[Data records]
• • •

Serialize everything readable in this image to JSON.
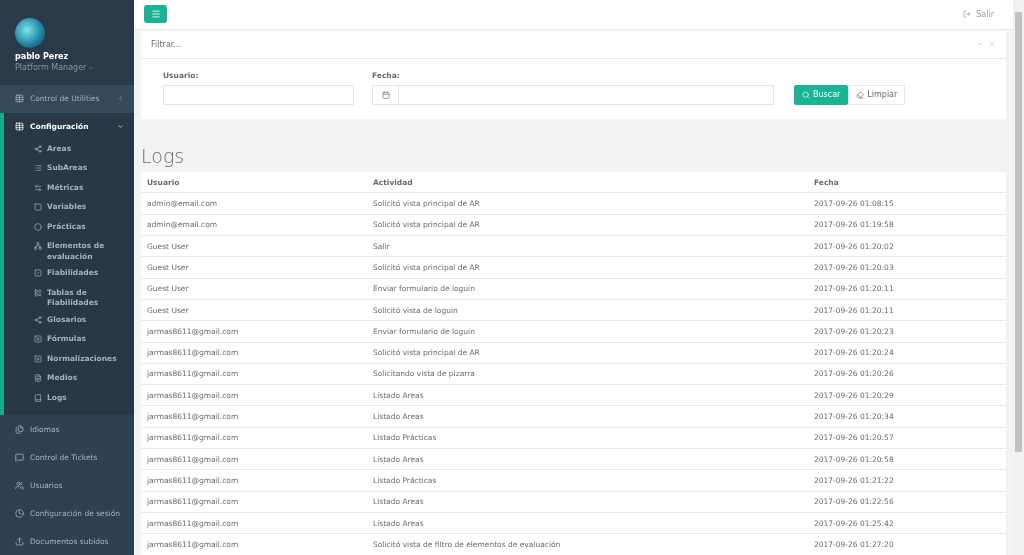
{
  "profile": {
    "name": "pablo Perez",
    "role": "Platform Manager"
  },
  "sidebar": {
    "items": [
      {
        "label": "Control de Utilities",
        "expanded": false
      },
      {
        "label": "Configuración",
        "expanded": true,
        "children": [
          {
            "label": "Areas"
          },
          {
            "label": "SubAreas"
          },
          {
            "label": "Métricas"
          },
          {
            "label": "Variables"
          },
          {
            "label": "Prácticas"
          },
          {
            "label": "Elementos de evaluación"
          },
          {
            "label": "Fiabilidades"
          },
          {
            "label": "Tablas de Fiabilidades"
          },
          {
            "label": "Glosarios"
          },
          {
            "label": "Fórmulas"
          },
          {
            "label": "Normalizaciones"
          },
          {
            "label": "Medios"
          },
          {
            "label": "Logs"
          }
        ]
      },
      {
        "label": "Idiomas"
      },
      {
        "label": "Control de Tickets"
      },
      {
        "label": "Usuarios"
      },
      {
        "label": "Configuración de sesión"
      },
      {
        "label": "Documentos subidos"
      }
    ]
  },
  "topbar": {
    "logout": "Salir"
  },
  "filter": {
    "title": "Filtrar...",
    "fields": [
      {
        "label": "Usuario:"
      },
      {
        "label": "Fecha:"
      }
    ],
    "search_button": "Buscar",
    "clear_button": "Limpiar"
  },
  "page_title": "Logs",
  "table": {
    "columns": [
      "Usuario",
      "Actividad",
      "Fecha"
    ],
    "rows": [
      [
        "admin@email.com",
        "Solicitó vista principal de AR",
        "2017-09-26 01:08:15"
      ],
      [
        "admin@email.com",
        "Solicitó vista principal de AR",
        "2017-09-26 01:19:58"
      ],
      [
        "Guest User",
        "Salir",
        "2017-09-26 01:20:02"
      ],
      [
        "Guest User",
        "Solicitó vista principal de AR",
        "2017-09-26 01:20:03"
      ],
      [
        "Guest User",
        "Enviar formulario de loguin",
        "2017-09-26 01:20:11"
      ],
      [
        "Guest User",
        "Solicitó vista de loguin",
        "2017-09-26 01:20:11"
      ],
      [
        "jarmas8611@gmail.com",
        "Enviar formulario de loguin",
        "2017-09-26 01:20:23"
      ],
      [
        "jarmas8611@gmail.com",
        "Solicitó vista principal de AR",
        "2017-09-26 01:20:24"
      ],
      [
        "jarmas8611@gmail.com",
        "Solicitando vista de pizarra",
        "2017-09-26 01:20:26"
      ],
      [
        "jarmas8611@gmail.com",
        "Listado Areas",
        "2017-09-26 01:20:29"
      ],
      [
        "jarmas8611@gmail.com",
        "Listado Areas",
        "2017-09-26 01:20:34"
      ],
      [
        "jarmas8611@gmail.com",
        "Listado Prácticas",
        "2017-09-26 01:20:57"
      ],
      [
        "jarmas8611@gmail.com",
        "Listado Areas",
        "2017-09-26 01:20:58"
      ],
      [
        "jarmas8611@gmail.com",
        "Listado Prácticas",
        "2017-09-26 01:21:22"
      ],
      [
        "jarmas8611@gmail.com",
        "Listado Areas",
        "2017-09-26 01:22:56"
      ],
      [
        "jarmas8611@gmail.com",
        "Listado Areas",
        "2017-09-26 01:25:42"
      ],
      [
        "jarmas8611@gmail.com",
        "Solicitó vista de filtro de elementos de evaluación",
        "2017-09-26 01:27:20"
      ]
    ]
  }
}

• • •

_BRIEF_
Every record above should be transcribed exactly; the pictures stay out of the copy.

_IN RESPONSE_
Serialize everything readable in this image to JSON.
{
  "profile": {
    "name": "pablo Perez",
    "role": "Platform Manager"
  },
  "sidebar": {
    "items": [
      {
        "label": "Control de Utilities",
        "expanded": false
      },
      {
        "label": "Configuración",
        "expanded": true,
        "children": [
          {
            "label": "Areas"
          },
          {
            "label": "SubAreas"
          },
          {
            "label": "Métricas"
          },
          {
            "label": "Variables"
          },
          {
            "label": "Prácticas"
          },
          {
            "label": "Elementos de evaluación"
          },
          {
            "label": "Fiabilidades"
          },
          {
            "label": "Tablas de Fiabilidades"
          },
          {
            "label": "Glosarios"
          },
          {
            "label": "Fórmulas"
          },
          {
            "label": "Normalizaciones"
          },
          {
            "label": "Medios"
          },
          {
            "label": "Logs"
          }
        ]
      },
      {
        "label": "Idiomas"
      },
      {
        "label": "Control de Tickets"
      },
      {
        "label": "Usuarios"
      },
      {
        "label": "Configuración de sesión"
      },
      {
        "label": "Documentos subidos"
      }
    ]
  },
  "topbar": {
    "logout": "Salir"
  },
  "filter": {
    "title": "Filtrar...",
    "fields": [
      {
        "label": "Usuario:"
      },
      {
        "label": "Fecha:"
      }
    ],
    "search_button": "Buscar",
    "clear_button": "Limpiar"
  },
  "page_title": "Logs",
  "table": {
    "columns": [
      "Usuario",
      "Actividad",
      "Fecha"
    ],
    "rows": [
      [
        "admin@email.com",
        "Solicitó vista principal de AR",
        "2017-09-26 01:08:15"
      ],
      [
        "admin@email.com",
        "Solicitó vista principal de AR",
        "2017-09-26 01:19:58"
      ],
      [
        "Guest User",
        "Salir",
        "2017-09-26 01:20:02"
      ],
      [
        "Guest User",
        "Solicitó vista principal de AR",
        "2017-09-26 01:20:03"
      ],
      [
        "Guest User",
        "Enviar formulario de loguin",
        "2017-09-26 01:20:11"
      ],
      [
        "Guest User",
        "Solicitó vista de loguin",
        "2017-09-26 01:20:11"
      ],
      [
        "jarmas8611@gmail.com",
        "Enviar formulario de loguin",
        "2017-09-26 01:20:23"
      ],
      [
        "jarmas8611@gmail.com",
        "Solicitó vista principal de AR",
        "2017-09-26 01:20:24"
      ],
      [
        "jarmas8611@gmail.com",
        "Solicitando vista de pizarra",
        "2017-09-26 01:20:26"
      ],
      [
        "jarmas8611@gmail.com",
        "Listado Areas",
        "2017-09-26 01:20:29"
      ],
      [
        "jarmas8611@gmail.com",
        "Listado Areas",
        "2017-09-26 01:20:34"
      ],
      [
        "jarmas8611@gmail.com",
        "Listado Prácticas",
        "2017-09-26 01:20:57"
      ],
      [
        "jarmas8611@gmail.com",
        "Listado Areas",
        "2017-09-26 01:20:58"
      ],
      [
        "jarmas8611@gmail.com",
        "Listado Prácticas",
        "2017-09-26 01:21:22"
      ],
      [
        "jarmas8611@gmail.com",
        "Listado Areas",
        "2017-09-26 01:22:56"
      ],
      [
        "jarmas8611@gmail.com",
        "Listado Areas",
        "2017-09-26 01:25:42"
      ],
      [
        "jarmas8611@gmail.com",
        "Solicitó vista de filtro de elementos de evaluación",
        "2017-09-26 01:27:20"
      ]
    ]
  }
}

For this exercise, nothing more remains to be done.